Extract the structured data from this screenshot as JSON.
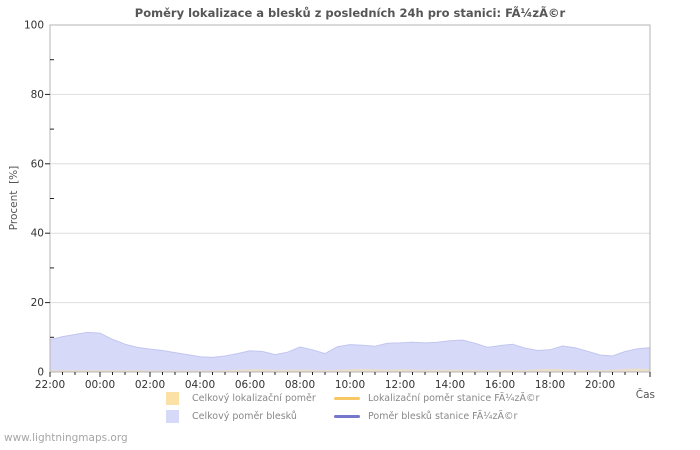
{
  "watermark": "www.lightningmaps.org",
  "chart_data": {
    "type": "area",
    "title": "Poměry lokalizace a blesků z posledních 24h pro stanici: FÃ¼zÃ©r",
    "xlabel": "Čas",
    "ylabel": "Procent  [%]",
    "ylim": [
      0,
      100
    ],
    "grid": true,
    "y_major_ticks": [
      0,
      20,
      40,
      60,
      80,
      100
    ],
    "y_minor_step": 10,
    "x_tick_labels": [
      "22:00",
      "00:00",
      "02:00",
      "04:00",
      "06:00",
      "08:00",
      "10:00",
      "12:00",
      "14:00",
      "16:00",
      "18:00",
      "20:00"
    ],
    "x_minor_interval_minutes": 30,
    "x": [
      "22:00",
      "22:30",
      "23:00",
      "23:30",
      "00:00",
      "00:30",
      "01:00",
      "01:30",
      "02:00",
      "02:30",
      "03:00",
      "03:30",
      "04:00",
      "04:30",
      "05:00",
      "05:30",
      "06:00",
      "06:30",
      "07:00",
      "07:30",
      "08:00",
      "08:30",
      "09:00",
      "09:30",
      "10:00",
      "10:30",
      "11:00",
      "11:30",
      "12:00",
      "12:30",
      "13:00",
      "13:30",
      "14:00",
      "14:30",
      "15:00",
      "15:30",
      "16:00",
      "16:30",
      "17:00",
      "17:30",
      "18:00",
      "18:30",
      "19:00",
      "19:30",
      "20:00",
      "20:30",
      "21:00",
      "21:30",
      "22:00"
    ],
    "series": [
      {
        "name": "Celkový lokalizační poměr",
        "style": "area",
        "color": "#fbe1a6",
        "values": [
          0.5,
          0.5,
          0.5,
          0.5,
          0.5,
          0.5,
          0.5,
          0.5,
          0.4,
          0.4,
          0.4,
          0.4,
          0.4,
          0.4,
          0.5,
          0.6,
          0.8,
          0.8,
          0.6,
          0.6,
          0.7,
          0.6,
          0.5,
          0.6,
          0.8,
          0.9,
          0.8,
          0.6,
          0.8,
          0.7,
          0.6,
          0.6,
          0.6,
          0.7,
          0.6,
          0.5,
          0.6,
          0.6,
          0.5,
          0.8,
          0.9,
          0.8,
          0.6,
          0.5,
          0.5,
          0.6,
          0.9,
          1.0,
          0.8
        ]
      },
      {
        "name": "Celkový poměr blesků",
        "style": "area",
        "color": "#d7d9f8",
        "edge_color": "#c2c6ef",
        "values": [
          9.3,
          10.2,
          10.8,
          11.4,
          11.2,
          9.4,
          8.0,
          7.1,
          6.6,
          6.2,
          5.6,
          5.0,
          4.4,
          4.2,
          4.6,
          5.3,
          6.1,
          5.9,
          5.0,
          5.7,
          7.2,
          6.4,
          5.3,
          7.3,
          7.9,
          7.7,
          7.4,
          8.3,
          8.4,
          8.6,
          8.4,
          8.6,
          9.0,
          9.2,
          8.3,
          7.1,
          7.6,
          8.0,
          6.9,
          6.2,
          6.4,
          7.5,
          7.0,
          6.0,
          4.9,
          4.6,
          5.9,
          6.7,
          7.0
        ]
      }
    ],
    "station_series_note": "no visible data drawn for station line series",
    "legend_position": "bottom",
    "legend": [
      {
        "label": "Celkový lokalizační poměr",
        "swatch": "area",
        "color": "#fbe1a6"
      },
      {
        "label": "Lokalizační poměr stanice FÃ¼zÃ©r",
        "swatch": "line",
        "color": "#f7c863"
      },
      {
        "label": "Celkový poměr blesků",
        "swatch": "area",
        "color": "#d7d9f8"
      },
      {
        "label": "Poměr blesků stanice FÃ¼zÃ©r",
        "swatch": "line",
        "color": "#7577cd"
      }
    ],
    "colors": {
      "grid": "#dedede",
      "border": "#b4b4b4",
      "tick": "#222222",
      "tick_label": "#333333",
      "title_text": "#565656"
    }
  }
}
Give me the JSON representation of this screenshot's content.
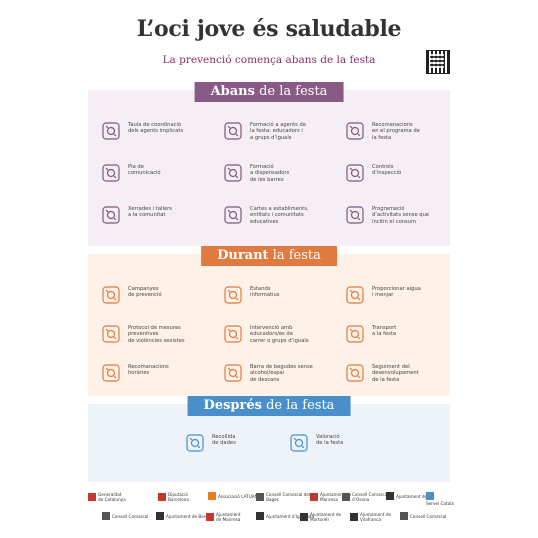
{
  "title": "L’oci jove és saludable",
  "subtitle": "La prevenció comença abans de la festa",
  "colors": {
    "abans": "#8a5a87",
    "durant": "#e07a3f",
    "despres": "#4a8fc9",
    "abans_icon": "#7d5a7b",
    "durant_icon": "#e07a3f",
    "despres_icon": "#4a8fc9"
  },
  "sections": {
    "abans": {
      "title_bold": "Abans",
      "title_rest": " de la festa",
      "items": [
        {
          "icon": "arrows-converge-icon",
          "label": "Taula de coordinació\ndels agents implicats"
        },
        {
          "icon": "people-circle-icon",
          "label": "Formació a agents de\nla festa: educadors i\na grups d’iguals"
        },
        {
          "icon": "document-list-icon",
          "label": "Recomanacions\nen el programa de\nla festa"
        },
        {
          "icon": "clipboard-icon",
          "label": "Pla de\ncomunicació"
        },
        {
          "icon": "bar-staff-icon",
          "label": "Formació\na dispensadors\nde les barres"
        },
        {
          "icon": "checklist-icon",
          "label": "Controls\nd’inspecció"
        },
        {
          "icon": "network-icon",
          "label": "Xerrades i tallers\na la comunitat"
        },
        {
          "icon": "envelope-icon",
          "label": "Cartes a establiments,\nentitats i comunitats\neducatives"
        },
        {
          "icon": "program-icon",
          "label": "Programació\nd’activitats sense que\nincitin el consum"
        }
      ]
    },
    "durant": {
      "title_bold": "Durant",
      "title_rest": " la festa",
      "items": [
        {
          "icon": "megaphone-icon",
          "label": "Campanyes\nde prevenció"
        },
        {
          "icon": "info-stand-icon",
          "label": "Estands\ninformatius"
        },
        {
          "icon": "food-water-icon",
          "label": "Proporcionar aigua\ni menjar"
        },
        {
          "icon": "hand-stop-icon",
          "label": "Protocol de mesures\npreventives\nde violències sexistes"
        },
        {
          "icon": "people-circle-icon",
          "label": "Intervenció amb\neducadors/es de\ncarrer o grups d’iguals"
        },
        {
          "icon": "bus-icon",
          "label": "Transport\na la festa"
        },
        {
          "icon": "clock-icon",
          "label": "Recomanacions\nhoràries"
        },
        {
          "icon": "sofa-icon",
          "label": "Barra de begudes sense\nalcohol/espai\nde descans"
        },
        {
          "icon": "binoculars-icon",
          "label": "Seguiment del\ndesenvolupament\nde la festa"
        }
      ]
    },
    "despres": {
      "title_bold": "Després",
      "title_rest": " de la festa",
      "items": [
        {
          "icon": "clipboard-check-icon",
          "label": "Recollida\nde dades"
        },
        {
          "icon": "chat-bubbles-icon",
          "label": "Valoració\nde la festa"
        }
      ]
    }
  },
  "logos": [
    "Generalitat\nde Catalunya",
    "Diputació\nBarcelona",
    "Associació LATUAN",
    "Consell Comarcal del Bages",
    "Ajuntament de Manresa",
    "Consell Comarcal d’Osona",
    "Ajuntament de Vic",
    "Servei Català",
    "Consell Comarcal",
    "Ajuntament de Berga",
    "Ajuntament\nde Manresa",
    "Ajuntament d’Igualada",
    "Ajuntament de Martorell",
    "Ajuntament de Vilafranca",
    "Consell Comarcal"
  ]
}
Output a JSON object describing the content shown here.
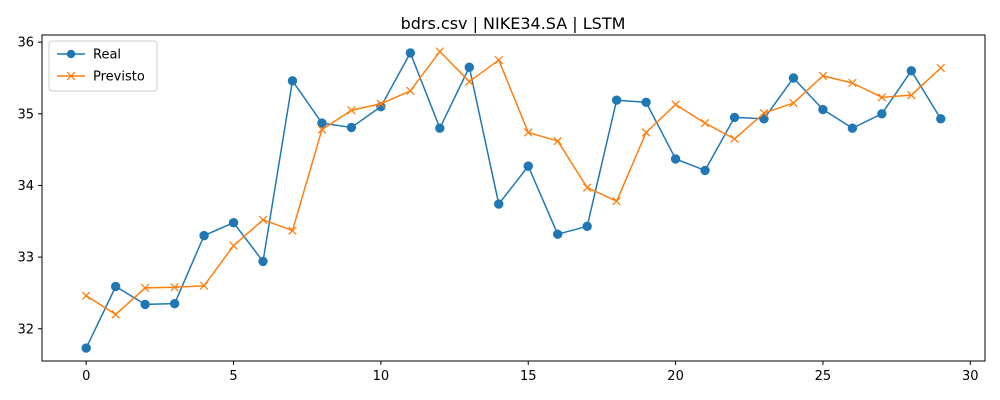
{
  "chart_data": {
    "type": "line",
    "title": "bdrs.csv | NIKE34.SA | LSTM",
    "xlabel": "",
    "ylabel": "",
    "x": [
      0,
      1,
      2,
      3,
      4,
      5,
      6,
      7,
      8,
      9,
      10,
      11,
      12,
      13,
      14,
      15,
      16,
      17,
      18,
      19,
      20,
      21,
      22,
      23,
      24,
      25,
      26,
      27,
      28,
      29
    ],
    "xlim": [
      -1.5,
      30.5
    ],
    "ylim": [
      31.55,
      36.1
    ],
    "x_ticks": [
      0,
      5,
      10,
      15,
      20,
      25,
      30
    ],
    "y_ticks": [
      32,
      33,
      34,
      35,
      36
    ],
    "grid": false,
    "legend_position": "top-left",
    "series": [
      {
        "name": "Real",
        "color": "#1f77b4",
        "marker": "circle",
        "values": [
          31.73,
          32.59,
          32.34,
          32.35,
          33.3,
          33.48,
          32.94,
          35.46,
          34.87,
          34.81,
          35.1,
          35.85,
          34.8,
          35.65,
          33.74,
          34.27,
          33.32,
          33.43,
          35.19,
          35.16,
          34.37,
          34.21,
          34.95,
          34.93,
          35.5,
          35.06,
          34.8,
          35.0,
          35.6,
          34.93
        ]
      },
      {
        "name": "Previsto",
        "color": "#ff7f0e",
        "marker": "x",
        "values": [
          32.46,
          32.2,
          32.57,
          32.58,
          32.6,
          33.16,
          33.52,
          33.37,
          34.78,
          35.05,
          35.14,
          35.32,
          35.87,
          35.45,
          35.75,
          34.74,
          34.62,
          33.97,
          33.78,
          34.74,
          35.13,
          34.87,
          34.65,
          35.01,
          35.15,
          35.53,
          35.43,
          35.23,
          35.26,
          35.64
        ]
      }
    ]
  }
}
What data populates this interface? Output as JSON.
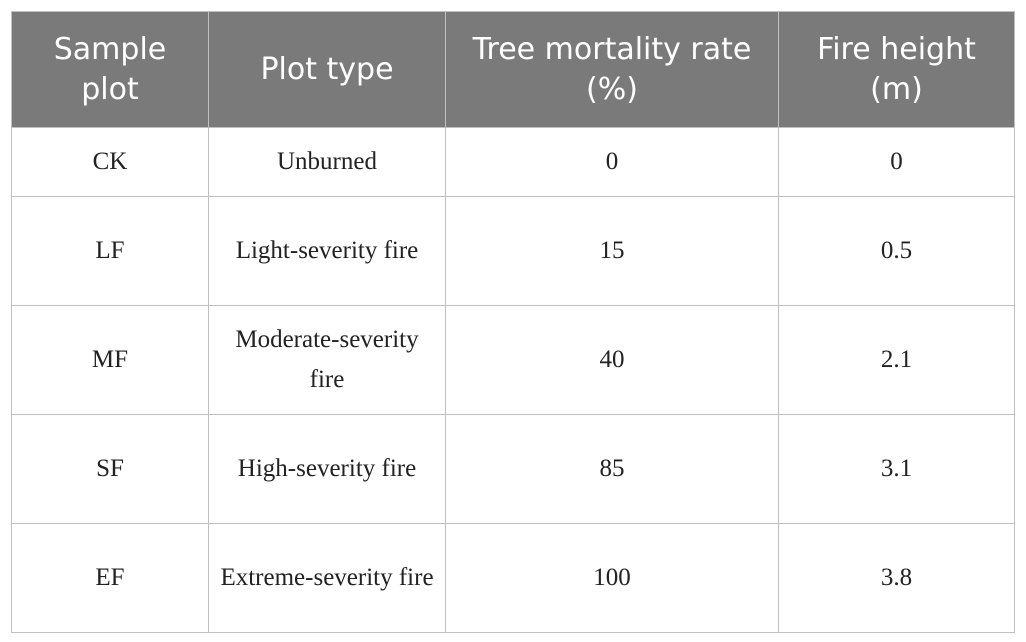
{
  "table": {
    "headers": [
      "Sample plot",
      "Plot type",
      "Tree mortality rate (%)",
      "Fire height (m)"
    ],
    "rows": [
      [
        "CK",
        "Unburned",
        "0",
        "0"
      ],
      [
        "LF",
        "Light-severity fire",
        "15",
        "0.5"
      ],
      [
        "MF",
        "Moderate-severity fire",
        "40",
        "2.1"
      ],
      [
        "SF",
        "High-severity fire",
        "85",
        "3.1"
      ],
      [
        "EF",
        "Extreme-severity fire",
        "100",
        "3.8"
      ]
    ]
  },
  "colors": {
    "header_bg": "#7a7a7a",
    "header_text": "#ffffff",
    "border": "#c0c0c0"
  }
}
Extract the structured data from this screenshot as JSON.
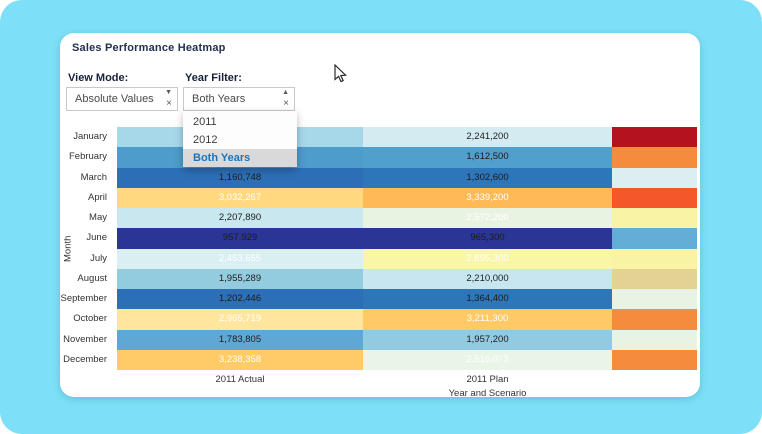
{
  "page": {
    "background_color": "#7DE0F8",
    "card_color": "#FFFFFF"
  },
  "header": {
    "title": "Sales Performance Heatmap"
  },
  "controls": {
    "view_mode": {
      "label": "View Mode:",
      "value": "Absolute Values",
      "caret": "▼",
      "clear": "×"
    },
    "year_filter": {
      "label": "Year Filter:",
      "value": "Both Years",
      "caret": "▲",
      "clear": "×",
      "menu": [
        {
          "label": "2011",
          "selected": false
        },
        {
          "label": "2012",
          "selected": false
        },
        {
          "label": "Both Years",
          "selected": true
        }
      ]
    }
  },
  "chart_data": {
    "type": "heatmap",
    "title": "Sales Performance Heatmap",
    "xlabel": "Year and Scenario",
    "ylabel": "Month",
    "columns": [
      {
        "label": "2011 Actual"
      },
      {
        "label": "2011 Plan"
      },
      {
        "label": ""
      }
    ],
    "rows": [
      {
        "month": "January",
        "actual": {
          "value": "",
          "bg": "#A6D8EA",
          "text": "dark"
        },
        "plan": {
          "value": "2,241,200",
          "bg": "#D5EBF2",
          "text": "dark"
        },
        "extra": {
          "bg": "#B5121F"
        }
      },
      {
        "month": "February",
        "actual": {
          "value": "",
          "bg": "#4E9CCB",
          "text": "dark"
        },
        "plan": {
          "value": "1,612,500",
          "bg": "#509FCD",
          "text": "dark"
        },
        "extra": {
          "bg": "#F58B3C"
        }
      },
      {
        "month": "March",
        "actual": {
          "value": "1,160,748",
          "bg": "#2D6FB7",
          "text": "dark"
        },
        "plan": {
          "value": "1,302,600",
          "bg": "#2E76BA",
          "text": "dark"
        },
        "extra": {
          "bg": "#DDEEF3"
        }
      },
      {
        "month": "April",
        "actual": {
          "value": "3,032,267",
          "bg": "#FFD87F",
          "text": "light"
        },
        "plan": {
          "value": "3,339,200",
          "bg": "#FFBA57",
          "text": "light"
        },
        "extra": {
          "bg": "#F4582A"
        }
      },
      {
        "month": "May",
        "actual": {
          "value": "2,207,890",
          "bg": "#C8E7EF",
          "text": "dark"
        },
        "plan": {
          "value": "2,572,200",
          "bg": "#E9F3E2",
          "text": "light"
        },
        "extra": {
          "bg": "#F9F4A5"
        }
      },
      {
        "month": "June",
        "actual": {
          "value": "957,929",
          "bg": "#2B3595",
          "text": "dark"
        },
        "plan": {
          "value": "965,300",
          "bg": "#2B3595",
          "text": "dark"
        },
        "extra": {
          "bg": "#63AED7"
        }
      },
      {
        "month": "July",
        "actual": {
          "value": "2,453,655",
          "bg": "#DAEFF1",
          "text": "light"
        },
        "plan": {
          "value": "2,895,300",
          "bg": "#F9F6A8",
          "text": "light"
        },
        "extra": {
          "bg": "#F9F4A5"
        }
      },
      {
        "month": "August",
        "actual": {
          "value": "1,955,289",
          "bg": "#93CCDF",
          "text": "dark"
        },
        "plan": {
          "value": "2,210,000",
          "bg": "#C7E6F0",
          "text": "dark"
        },
        "extra": {
          "bg": "#E3D294"
        }
      },
      {
        "month": "September",
        "actual": {
          "value": "1,202,446",
          "bg": "#2D6FB7",
          "text": "dark"
        },
        "plan": {
          "value": "1,364,400",
          "bg": "#2E76BA",
          "text": "dark"
        },
        "extra": {
          "bg": "#E9F3E3"
        }
      },
      {
        "month": "October",
        "actual": {
          "value": "2,965,719",
          "bg": "#FFE69C",
          "text": "light"
        },
        "plan": {
          "value": "3,211,300",
          "bg": "#FFC966",
          "text": "light"
        },
        "extra": {
          "bg": "#F58B3C"
        }
      },
      {
        "month": "November",
        "actual": {
          "value": "1,783,805",
          "bg": "#5FA8D5",
          "text": "dark"
        },
        "plan": {
          "value": "1,957,200",
          "bg": "#92CBE1",
          "text": "dark"
        },
        "extra": {
          "bg": "#E9F3E3"
        }
      },
      {
        "month": "December",
        "actual": {
          "value": "3,238,358",
          "bg": "#FFCB66",
          "text": "light"
        },
        "plan": {
          "value": "2,516,073",
          "bg": "#E9F5E7",
          "text": "light"
        },
        "extra": {
          "bg": "#F58B3C"
        }
      }
    ]
  }
}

------------------------

Directive:
Find the word "this" in the data and show each line that holds it.

Correct answer:
Extract the structured data from this screenshot as JSON.
Give me the JSON representation of this screenshot's content.
What data populates this interface? Output as JSON.
Extract the structured data from this screenshot as JSON.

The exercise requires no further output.